*YOUR INSTRUCTIONS*. Read the lines below and count those that have the word "degrees". Respond with the number only.

*DATA FOR THE TASK*.
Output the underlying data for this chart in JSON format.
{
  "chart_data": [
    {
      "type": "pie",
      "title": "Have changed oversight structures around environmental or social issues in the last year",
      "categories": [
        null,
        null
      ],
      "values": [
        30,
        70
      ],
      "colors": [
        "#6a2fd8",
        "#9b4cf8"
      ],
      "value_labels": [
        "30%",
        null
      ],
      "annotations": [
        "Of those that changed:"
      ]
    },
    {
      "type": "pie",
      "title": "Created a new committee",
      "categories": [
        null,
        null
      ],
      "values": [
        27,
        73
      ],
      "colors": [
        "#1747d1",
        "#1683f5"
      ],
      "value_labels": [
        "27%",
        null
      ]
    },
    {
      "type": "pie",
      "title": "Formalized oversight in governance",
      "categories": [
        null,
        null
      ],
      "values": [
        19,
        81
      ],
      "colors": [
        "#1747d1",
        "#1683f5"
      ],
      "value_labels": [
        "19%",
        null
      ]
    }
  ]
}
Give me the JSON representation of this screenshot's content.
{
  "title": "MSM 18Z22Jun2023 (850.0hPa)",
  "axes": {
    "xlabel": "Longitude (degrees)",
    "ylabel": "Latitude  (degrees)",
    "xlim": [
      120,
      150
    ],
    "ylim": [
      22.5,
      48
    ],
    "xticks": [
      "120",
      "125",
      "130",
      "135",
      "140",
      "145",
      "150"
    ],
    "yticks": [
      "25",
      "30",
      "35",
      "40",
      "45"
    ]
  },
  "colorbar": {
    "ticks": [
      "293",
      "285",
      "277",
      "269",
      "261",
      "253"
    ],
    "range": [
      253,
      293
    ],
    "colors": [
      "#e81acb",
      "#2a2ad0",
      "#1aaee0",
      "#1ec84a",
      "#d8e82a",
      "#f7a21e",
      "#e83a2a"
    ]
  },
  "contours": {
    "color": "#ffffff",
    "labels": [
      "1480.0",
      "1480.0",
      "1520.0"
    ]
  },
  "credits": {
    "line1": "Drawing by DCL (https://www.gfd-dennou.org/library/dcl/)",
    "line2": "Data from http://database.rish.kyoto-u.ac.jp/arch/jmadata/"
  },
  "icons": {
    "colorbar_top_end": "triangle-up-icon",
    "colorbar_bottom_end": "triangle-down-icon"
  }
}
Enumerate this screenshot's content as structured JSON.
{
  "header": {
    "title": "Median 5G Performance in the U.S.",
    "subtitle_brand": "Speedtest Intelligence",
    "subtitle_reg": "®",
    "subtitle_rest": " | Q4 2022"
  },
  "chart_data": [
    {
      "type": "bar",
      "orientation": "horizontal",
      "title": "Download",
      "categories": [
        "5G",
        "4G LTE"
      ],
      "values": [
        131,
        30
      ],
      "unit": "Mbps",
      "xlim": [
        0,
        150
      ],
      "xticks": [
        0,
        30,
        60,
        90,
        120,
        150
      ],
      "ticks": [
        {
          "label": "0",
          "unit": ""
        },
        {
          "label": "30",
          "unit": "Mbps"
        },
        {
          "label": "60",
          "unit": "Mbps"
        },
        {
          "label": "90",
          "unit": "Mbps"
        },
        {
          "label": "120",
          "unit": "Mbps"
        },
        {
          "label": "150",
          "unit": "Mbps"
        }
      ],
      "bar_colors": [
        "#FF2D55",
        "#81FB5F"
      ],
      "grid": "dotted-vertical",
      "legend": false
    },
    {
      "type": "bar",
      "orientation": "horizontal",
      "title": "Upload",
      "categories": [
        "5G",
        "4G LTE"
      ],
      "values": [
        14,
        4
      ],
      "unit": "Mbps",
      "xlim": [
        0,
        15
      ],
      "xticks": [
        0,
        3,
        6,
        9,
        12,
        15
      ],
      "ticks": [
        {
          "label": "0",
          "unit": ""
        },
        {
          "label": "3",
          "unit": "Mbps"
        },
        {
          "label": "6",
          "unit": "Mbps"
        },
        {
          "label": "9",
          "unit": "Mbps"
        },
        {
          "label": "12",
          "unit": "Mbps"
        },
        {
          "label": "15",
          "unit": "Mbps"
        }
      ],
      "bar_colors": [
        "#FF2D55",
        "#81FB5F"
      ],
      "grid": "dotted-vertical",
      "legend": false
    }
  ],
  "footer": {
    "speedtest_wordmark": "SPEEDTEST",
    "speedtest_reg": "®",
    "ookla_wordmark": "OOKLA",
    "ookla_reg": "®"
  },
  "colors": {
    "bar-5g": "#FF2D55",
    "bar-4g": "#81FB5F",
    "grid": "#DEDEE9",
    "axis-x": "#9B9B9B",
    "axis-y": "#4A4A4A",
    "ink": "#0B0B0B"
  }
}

*REPLY*. 2